■ **Source**:
+---+
# Craftsman Dovetail Jig #315.25710



## Projects (Jul 28, 2009)

Help please. I am looking for the owners manual to a Craftsman Dovetail Jig Model # 315.25710. Does anybody have one?


----------



## bobj3 (Jan 17, 2006)

Hi

It's not the same but the manual will work for yours also.

http://www.searspartsdirect.com/par.../00025726/00001?blt=06&prst=0&shdMod=31525710

http://manuals.harborfreight.com/manuals/34000-34999/34102.pdf

==



Projects said:


> Help please. I am looking for the owners manual to a Craftsman Dovetail Jig Model # 315.25710. Does anybody have one?


----------



## jw2170 (Jan 24, 2008)

G'day Tom

Welcome to the router forum.

Thank you for joining us


----------



## Projects (Jul 28, 2009)

Thanks for the response. I'll try it, but the Craftsman jig uses spacers to adjust the position of the comb. The Harbor Freight jig seems to use a linear adjustment versus an indexed adjustment. At least the Harbor Freight manual gives some actual measurements for comb adjustment that I can play with. Thanks again for the help.
+---+
■ **Dataset section**:
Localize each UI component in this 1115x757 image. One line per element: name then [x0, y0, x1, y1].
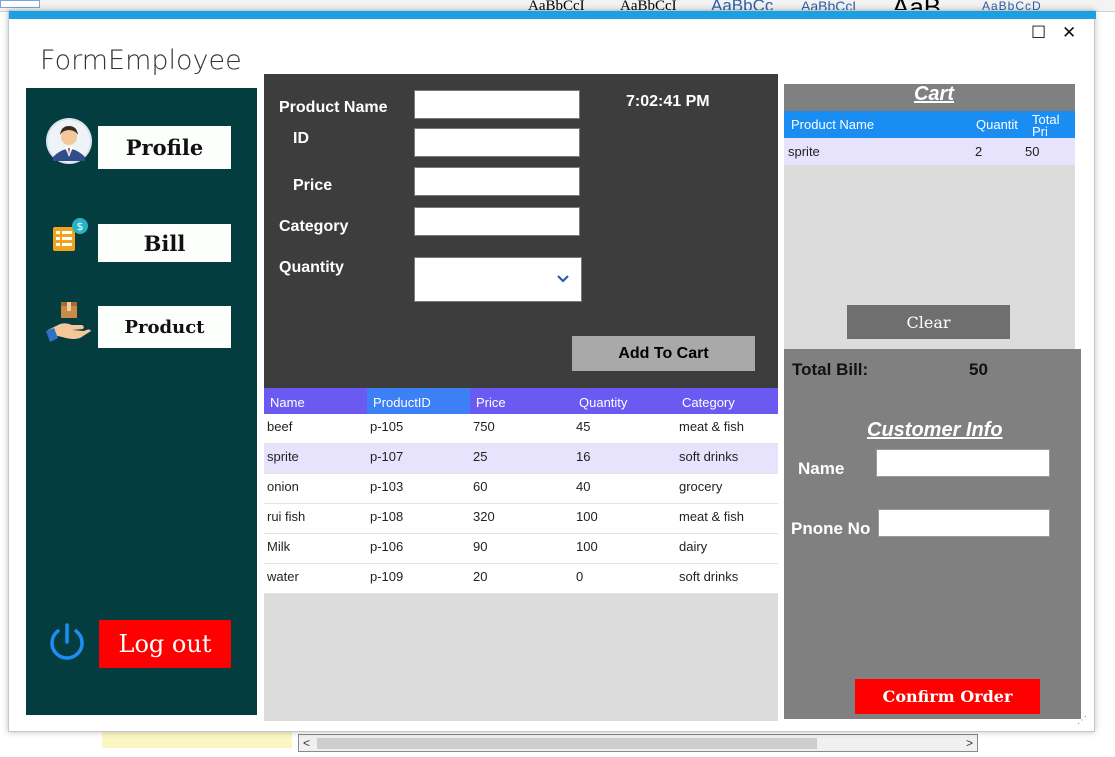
+---+
■ **Aim of the task**:
Carry on the forum thread about finding a manual for the Craftsman dovetail jig, starting after its last post.

■ **In response**:
----------



## bobj3 (Jan 17, 2006)

Hi

Most are setup the same way, here's one more that may help.

http://cdn7.grizzly.com/manuals/h0983_m.pdf

======



Projects said:


> Thanks for the response. I'll try it, but the Craftsman jig uses spacers to adjust the position of the comb. The Harbor Freight jig seems to use a linear adjustment versus an indexed adjustment. At least the Harbor Freight manual gives some actual measurements for comb adjustment that I can play with. Thanks again for the help.


----------



## Projects (Jul 28, 2009)

Bob,

Thanks for the other link. I'm going to try out this information once I get a new base plate (on back order). I'm crossing my fingers that it all works.


----------



## kingsleystag61 (Nov 27, 2009)

I have a copy of the manual for the 315.25710. I have used mine for years and it works fine. I'll be happy to attach the digital copy to an email.
kingsleystag61


----------



## richardmcgeehan (May 8, 2011)

could i also get a copy? I just picked up the 315 25710 used at a yard sale, of course with no manual.
Rich


----------



## kingsleystag61 (Nov 27, 2009)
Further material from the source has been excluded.